Given exercise.
List every line below containing "chevron".

— start Entries provided —

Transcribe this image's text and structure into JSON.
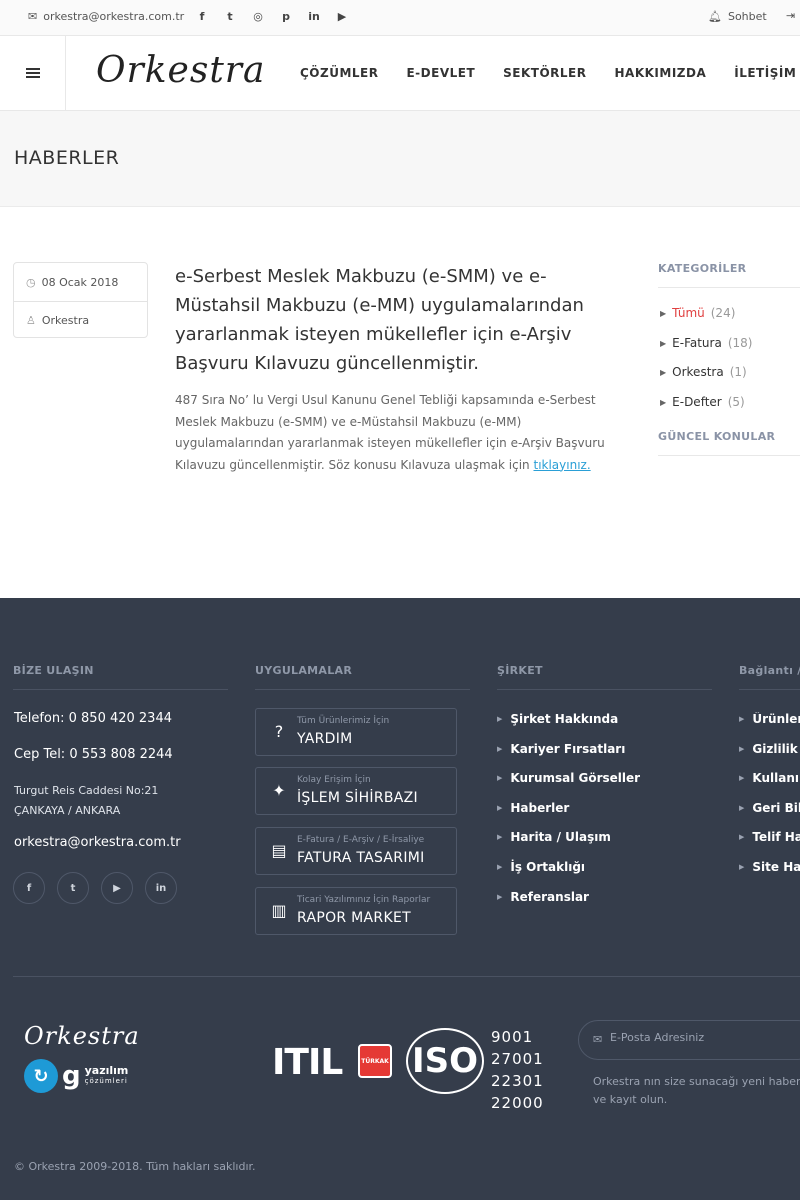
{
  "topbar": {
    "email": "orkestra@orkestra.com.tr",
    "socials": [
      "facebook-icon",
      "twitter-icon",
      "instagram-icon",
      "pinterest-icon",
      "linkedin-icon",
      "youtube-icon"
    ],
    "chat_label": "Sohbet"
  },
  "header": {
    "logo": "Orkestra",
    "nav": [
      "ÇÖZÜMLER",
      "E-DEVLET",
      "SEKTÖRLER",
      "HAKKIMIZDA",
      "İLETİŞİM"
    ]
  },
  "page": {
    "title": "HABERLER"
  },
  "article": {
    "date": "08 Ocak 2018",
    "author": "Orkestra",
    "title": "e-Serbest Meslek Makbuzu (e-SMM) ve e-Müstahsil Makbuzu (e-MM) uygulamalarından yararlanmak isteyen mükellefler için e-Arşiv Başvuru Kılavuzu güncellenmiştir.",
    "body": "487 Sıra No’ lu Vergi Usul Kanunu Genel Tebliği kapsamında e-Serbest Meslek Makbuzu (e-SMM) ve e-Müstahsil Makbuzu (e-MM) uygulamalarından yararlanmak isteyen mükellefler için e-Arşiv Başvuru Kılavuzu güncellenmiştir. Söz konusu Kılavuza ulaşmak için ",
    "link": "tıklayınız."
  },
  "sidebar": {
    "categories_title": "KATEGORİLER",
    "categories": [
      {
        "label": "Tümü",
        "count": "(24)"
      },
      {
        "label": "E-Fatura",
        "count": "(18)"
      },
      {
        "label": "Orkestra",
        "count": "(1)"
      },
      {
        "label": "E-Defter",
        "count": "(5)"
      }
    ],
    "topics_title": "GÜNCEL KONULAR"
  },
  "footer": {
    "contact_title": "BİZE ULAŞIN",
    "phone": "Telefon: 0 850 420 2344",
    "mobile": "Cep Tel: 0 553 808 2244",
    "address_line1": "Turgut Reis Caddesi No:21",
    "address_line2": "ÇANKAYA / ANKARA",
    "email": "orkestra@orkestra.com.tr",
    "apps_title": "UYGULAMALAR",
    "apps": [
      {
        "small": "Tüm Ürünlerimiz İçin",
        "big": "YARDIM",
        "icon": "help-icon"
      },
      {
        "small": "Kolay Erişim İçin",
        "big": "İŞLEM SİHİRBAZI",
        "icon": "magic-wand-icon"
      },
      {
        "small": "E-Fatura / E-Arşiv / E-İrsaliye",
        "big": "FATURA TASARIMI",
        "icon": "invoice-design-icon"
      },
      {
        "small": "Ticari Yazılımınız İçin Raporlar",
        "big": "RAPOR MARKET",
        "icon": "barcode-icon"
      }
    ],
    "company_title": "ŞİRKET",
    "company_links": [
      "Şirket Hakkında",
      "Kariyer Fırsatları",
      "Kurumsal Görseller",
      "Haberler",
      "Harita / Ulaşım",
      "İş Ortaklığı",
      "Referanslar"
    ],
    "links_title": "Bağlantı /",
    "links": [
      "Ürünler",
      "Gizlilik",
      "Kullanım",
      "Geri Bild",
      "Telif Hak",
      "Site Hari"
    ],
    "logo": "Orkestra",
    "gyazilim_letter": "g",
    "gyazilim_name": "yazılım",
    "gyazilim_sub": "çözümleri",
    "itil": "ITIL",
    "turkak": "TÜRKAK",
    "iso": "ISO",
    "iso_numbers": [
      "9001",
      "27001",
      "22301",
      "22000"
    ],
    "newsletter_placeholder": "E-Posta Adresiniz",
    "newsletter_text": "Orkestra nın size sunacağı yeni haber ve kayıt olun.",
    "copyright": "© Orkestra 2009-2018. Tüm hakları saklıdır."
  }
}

— end Entries provided —
— start Entries provided —

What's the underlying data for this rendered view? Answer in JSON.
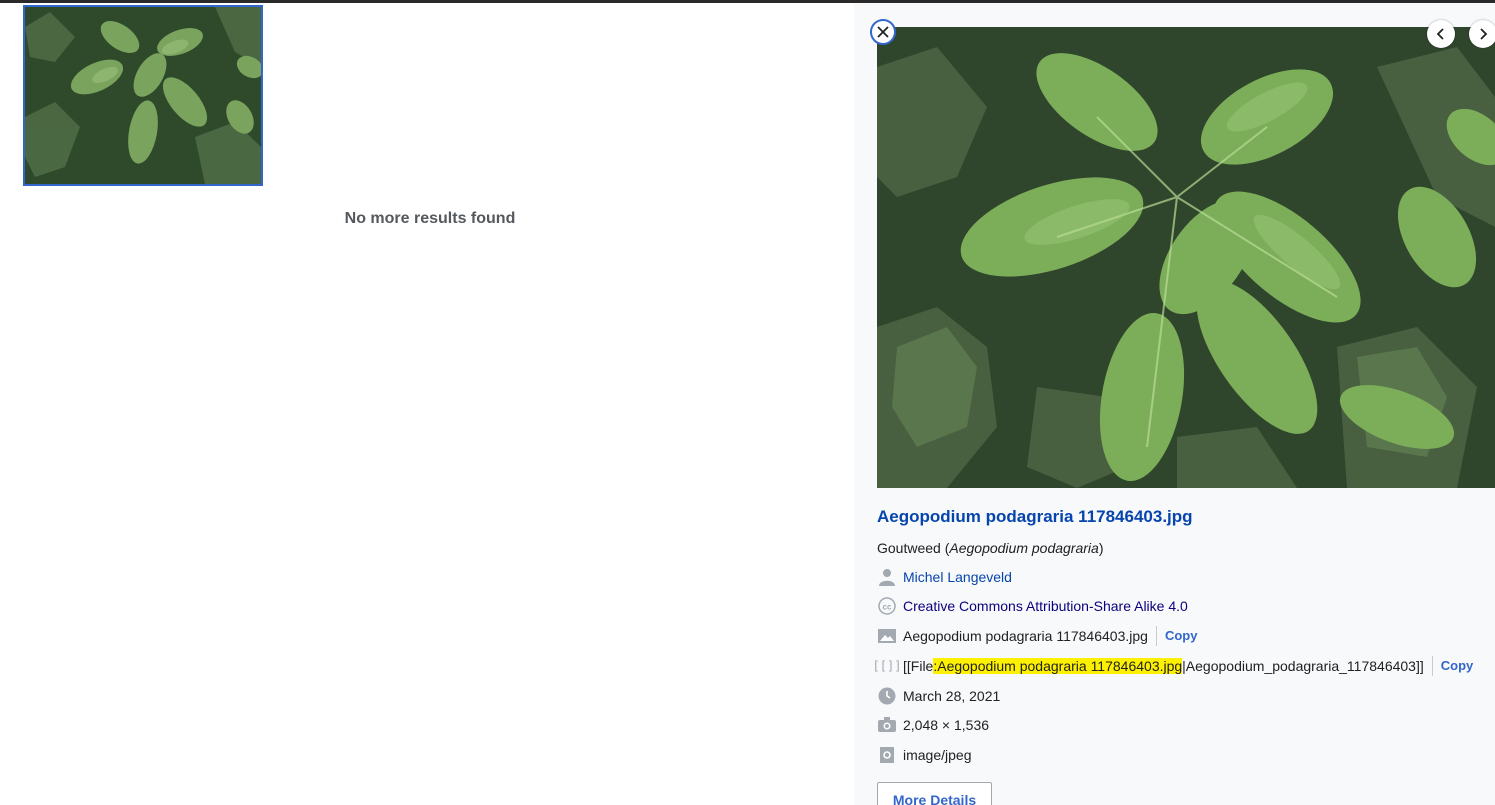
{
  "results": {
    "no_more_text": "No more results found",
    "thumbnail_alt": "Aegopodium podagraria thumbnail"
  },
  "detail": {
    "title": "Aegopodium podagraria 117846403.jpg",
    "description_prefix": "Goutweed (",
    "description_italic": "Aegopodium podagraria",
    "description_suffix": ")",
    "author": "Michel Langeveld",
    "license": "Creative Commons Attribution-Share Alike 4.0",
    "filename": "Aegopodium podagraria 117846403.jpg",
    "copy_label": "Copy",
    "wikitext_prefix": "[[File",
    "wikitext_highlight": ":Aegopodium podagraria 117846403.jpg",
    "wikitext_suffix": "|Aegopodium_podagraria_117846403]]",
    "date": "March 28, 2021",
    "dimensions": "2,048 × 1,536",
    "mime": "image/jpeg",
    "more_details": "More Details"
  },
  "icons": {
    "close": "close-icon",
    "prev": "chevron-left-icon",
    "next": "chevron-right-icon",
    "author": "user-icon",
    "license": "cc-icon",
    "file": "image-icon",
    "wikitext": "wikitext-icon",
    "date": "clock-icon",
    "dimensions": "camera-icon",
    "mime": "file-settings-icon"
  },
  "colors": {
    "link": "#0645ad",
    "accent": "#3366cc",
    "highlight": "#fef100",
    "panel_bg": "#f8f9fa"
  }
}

— end Entries provided —

Result below.
    "prev": "chevron-left-icon",
    "next": "chevron-right-icon",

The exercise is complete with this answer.